RECORD EXCERPTS:

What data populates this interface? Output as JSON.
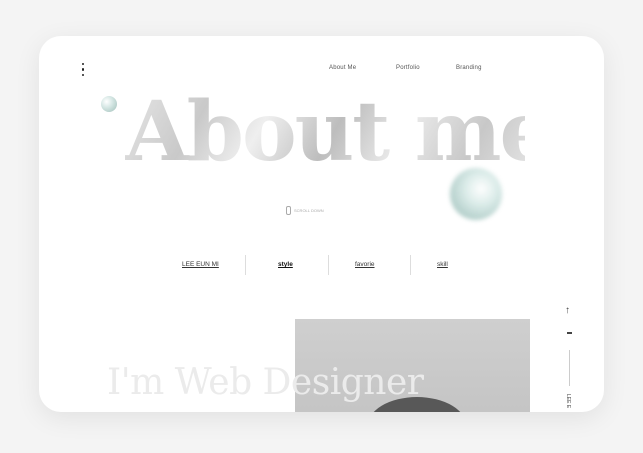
{
  "nav": {
    "items": [
      "About Me",
      "Portfolio",
      "Branding"
    ]
  },
  "hero": {
    "title": "About me",
    "scroll_label": "SCROLL DOWN"
  },
  "tabs": [
    {
      "label": "LEE EUN MI"
    },
    {
      "label": "style"
    },
    {
      "label": "favorie"
    },
    {
      "label": "skill"
    }
  ],
  "section": {
    "heading": "I'm Web Designer"
  },
  "side": {
    "label": "LEE E"
  },
  "colors": {
    "background": "#f4f4f4",
    "card": "#ffffff",
    "accent_orb": "#8fb3ac"
  },
  "icons": {
    "menu": "vertical-dots-icon",
    "top": "arrow-up-icon",
    "scroll": "mouse-icon"
  }
}
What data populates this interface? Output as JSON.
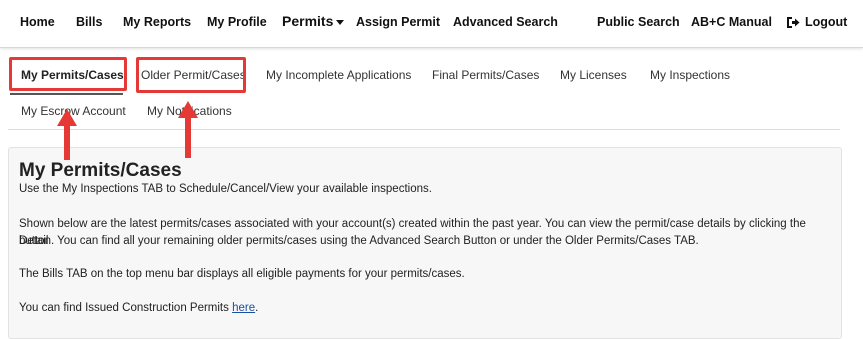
{
  "top_nav": {
    "home": "Home",
    "bills": "Bills",
    "my_reports": "My Reports",
    "my_profile": "My Profile",
    "permits": "Permits",
    "assign_permit": "Assign Permit",
    "advanced_search": "Advanced Search",
    "public_search": "Public Search",
    "abc_manual": "AB+C Manual",
    "logout": "Logout"
  },
  "tabs": {
    "my_permits_cases": "My Permits/Cases",
    "older_permit_cases": "Older Permit/Cases",
    "my_incomplete_applications": "My Incomplete Applications",
    "final_permits_cases": "Final Permits/Cases",
    "my_licenses": "My Licenses",
    "my_inspections": "My Inspections",
    "my_escrow_account": "My Escrow Account",
    "my_notifications": "My Notifications",
    "active": "My Permits/Cases"
  },
  "content": {
    "title": "My Permits/Cases",
    "line1": "Use the My Inspections TAB to Schedule/Cancel/View your available inspections.",
    "para2_line1": "Shown below are the latest permits/cases associated with your account(s) created within the past year. You can view the permit/case details by clicking the Detail",
    "para2_line2": "button. You can find all your remaining older permits/cases using the Advanced Search Button or under the Older Permits/Cases TAB.",
    "para3": "The Bills TAB on the top menu bar displays all eligible payments for your permits/cases.",
    "para4_prefix": "You can find Issued Construction Permits ",
    "para4_link": "here",
    "para4_suffix": "."
  },
  "annotations": {
    "highlight_color": "#e53935"
  },
  "icons": {
    "logout": "logout-icon",
    "permits_dropdown": "caret-down-icon"
  }
}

TASK STATEMENT: Transcribe every line from the records above without alteration, and leave out the images.

TASK SOLUTION:
What data populates this interface? Output as JSON.
{
  "nav": {
    "items": [
      "About Me",
      "Portfolio",
      "Branding"
    ]
  },
  "hero": {
    "title": "About me",
    "scroll_label": "SCROLL DOWN"
  },
  "tabs": [
    {
      "label": "LEE EUN MI"
    },
    {
      "label": "style"
    },
    {
      "label": "favorie"
    },
    {
      "label": "skill"
    }
  ],
  "section": {
    "heading": "I'm Web Designer"
  },
  "side": {
    "label": "LEE E"
  },
  "colors": {
    "background": "#f4f4f4",
    "card": "#ffffff",
    "accent_orb": "#8fb3ac"
  },
  "icons": {
    "menu": "vertical-dots-icon",
    "top": "arrow-up-icon",
    "scroll": "mouse-icon"
  }
}
What data populates this interface? Output as JSON.
{
  "top_nav": {
    "home": "Home",
    "bills": "Bills",
    "my_reports": "My Reports",
    "my_profile": "My Profile",
    "permits": "Permits",
    "assign_permit": "Assign Permit",
    "advanced_search": "Advanced Search",
    "public_search": "Public Search",
    "abc_manual": "AB+C Manual",
    "logout": "Logout"
  },
  "tabs": {
    "my_permits_cases": "My Permits/Cases",
    "older_permit_cases": "Older Permit/Cases",
    "my_incomplete_applications": "My Incomplete Applications",
    "final_permits_cases": "Final Permits/Cases",
    "my_licenses": "My Licenses",
    "my_inspections": "My Inspections",
    "my_escrow_account": "My Escrow Account",
    "my_notifications": "My Notifications",
    "active": "My Permits/Cases"
  },
  "content": {
    "title": "My Permits/Cases",
    "line1": "Use the My Inspections TAB to Schedule/Cancel/View your available inspections.",
    "para2_line1": "Shown below are the latest permits/cases associated with your account(s) created within the past year. You can view the permit/case details by clicking the Detail",
    "para2_line2": "button. You can find all your remaining older permits/cases using the Advanced Search Button or under the Older Permits/Cases TAB.",
    "para3": "The Bills TAB on the top menu bar displays all eligible payments for your permits/cases.",
    "para4_prefix": "You can find Issued Construction Permits ",
    "para4_link": "here",
    "para4_suffix": "."
  },
  "annotations": {
    "highlight_color": "#e53935"
  },
  "icons": {
    "logout": "logout-icon",
    "permits_dropdown": "caret-down-icon"
  }
}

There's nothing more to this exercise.